* Written instruction
Wherever a line holds the string "Janeiro", copy that line.

* Given information
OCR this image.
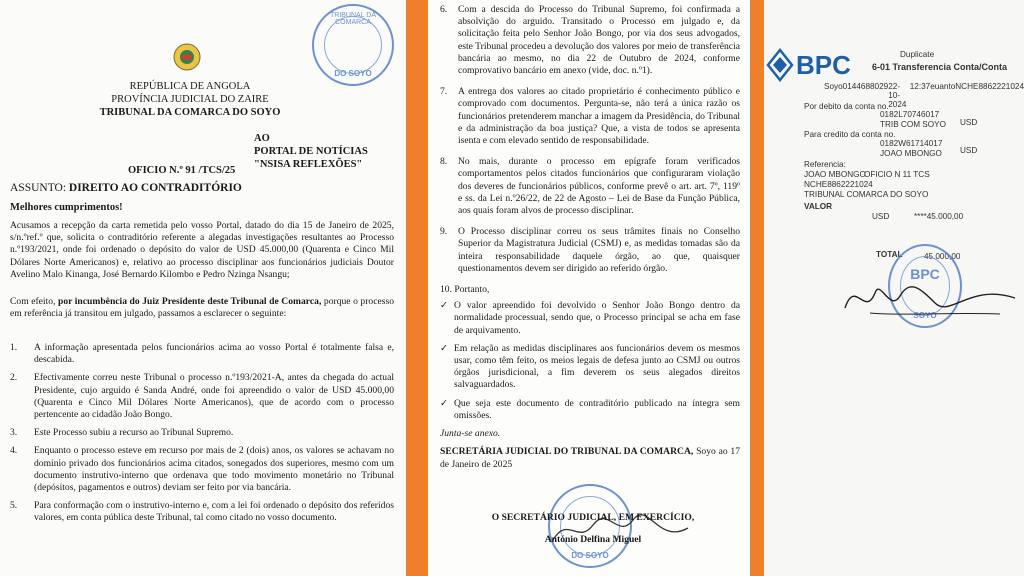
TRIBUNAL DA COMARCA
DO SOYO
REPÚBLICA DE ANGOLA
PROVÍNCIA JUDICIAL DO ZAIRE
TRIBUNAL DA COMARCA DO SOYO
AO
PORTAL DE NOTÍCIAS
"NSISA REFLEXÕES"
OFICIO N.º 91 /TCS/25
ASSUNTO: DIREITO AO CONTRADITÓRIO
Melhores cumprimentos!
Acusamos a recepção da carta remetida pelo vosso Portal, datado do dia 15 de Janeiro de 2025, s/n.ºref.º que, solicita o contraditório referente a alegadas investigações resultantes ao Processo n.º193/2021, onde foi ordenado o depósito do valor de USD 45.000,00 (Quarenta e Cinco Mil Dólares Norte Americanos) e, relativo ao processo disciplinar aos funcionários judiciais Doutor Avelino Malo Kinanga, José Bernardo Kilombo e Pedro Nzinga Nsangu;
Com efeito, por incumbência do Juiz Presidente deste Tribunal de Comarca, porque o processo em referência já transitou em julgado, passamos a esclarecer o seguinte:
1.	A informação apresentada pelos funcionários acima ao vosso Portal é totalmente falsa e, descabida.
2.	Efectivamente correu neste Tribunal o processo n.º193/2021-A, antes da chegada do actual Presidente, cujo arguido é Sanda André, onde foi apreendido o valor de USD 45.000,00 (Quarenta e Cinco Mil Dólares Norte Americanos), que de acordo com o processo pertencente ao cidadão João Bongo.
3.	Este Processo subiu a recurso ao Tribunal Supremo.
4.	Enquanto o processo esteve em recurso por mais de 2 (dois) anos, os valores se achavam no domínio privado dos funcionários acima citados, sonegados dos superiores, mesmo com um documento instrutivo-interno que ordenava que todo movimento monetário no Tribunal (depósitos, pagamentos e outros) deviam ser feito por via bancária.
5.	Para conformação com o instrutivo-interno e, com a lei foi ordenado o depósito dos referidos valores, em conta pública deste Tribunal, tal como citado no vosso documento.
6.	Com a descida do Processo do Tribunal Supremo, foi confirmada a absolvição do arguido. Transitado o Processo em julgado e, da solicitação feita pelo Senhor João Bongo, por via dos seus advogados, este Tribunal procedeu a devolução dos valores por meio de transferência bancária ao mesmo, no dia 22 de Outubro de 2024, conforme comprovativo bancário em anexo (vide, doc. n.º1).
7.	A entrega dos valores ao citado proprietário é conhecimento público e comprovado com documentos. Pergunta-se, não terá a única razão os funcionários pretenderem manchar a imagem da Presidência, do Tribunal e da administração da boa justiça? Que, a vista de todos se apresenta isenta e com elevado sentido de responsabilidade.
8.	No mais, durante o processo em epígrafe foram verificados comportamentos pelos citados funcionários que configuraram violação dos deveres de funcionários públicos, conforme prevê o art. art. 7º, 119º e ss. da Lei n.º26/22, de 22 de Agosto – Lei de Base da Função Pública, aos quais foram alvos de processo disciplinar.
9.	O Processo disciplinar correu os seus trâmites finais no Conselho Superior da Magistratura Judicial (CSMJ) e, as medidas tomadas são da inteira responsabilidade daquele órgão, ao que, quaisquer questionamentos devem ser dirigido ao referido órgão.
10. Portanto,
✓ O valor apreendido foi devolvido o Senhor João Bongo dentro da normalidade processual, sendo que, o Processo principal se acha em fase de arquivamento.
✓ Em relação as medidas disciplinares aos funcionários devem os mesmos usar, como têm feito, os meios legais de defesa junto ao CSMJ ou outros órgãos jurisdicional, a fim deverem os seus alegados direitos salvaguardados.
✓ Que seja este documento de contraditório publicado na íntegra sem omissões.
Junta-se anexo.
SECRETÁRIA JUDICIAL DO TRIBUNAL DA COMARCA, Soyo ao 17 de Janeiro de 2025
DO SOYO
O SECRETÁRIO JUDICIAL, EM EXERCÍCIO,
António Delfina Miguel
BPC	Duplicate
6-01 Transferencia Conta/Conta
Soyo 0144688029 22-10-2024
12:37 euanto NCHE8862221024
Por debito da conta no.
0182L70746017
TRIB COM SOYO USD
Para credito da conta no.
0182W61714017
JOAO MBONGO USD
Referencia:
OFICIO N 11 TCS
JOAO MBONGO
NCHE8862221024
TRIBUNAL COMARCA DO SOYO
VALOR
USD	****45.000,00
TOTAL	45.000,00
BPC
SOYO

* The reply
Acusamos a recepção da carta remetida pelo vosso Portal, datado do dia 15 de Janeiro de 2025, s/n.ºref.º que, solicita o contraditório referente a alegadas investigações resultantes ao Processo n.º193/2021, onde foi ordenado o depósito do valor de USD 45.000,00 (Quarenta e Cinco Mil Dólares Norte Americanos) e, relativo ao processo disciplinar aos funcionários judiciais Doutor Avelino Malo Kinanga, José Bernardo Kilombo e Pedro Nzinga Nsangu;
SECRETÁRIA JUDICIAL DO TRIBUNAL DA COMARCA, Soyo ao 17 de Janeiro de 2025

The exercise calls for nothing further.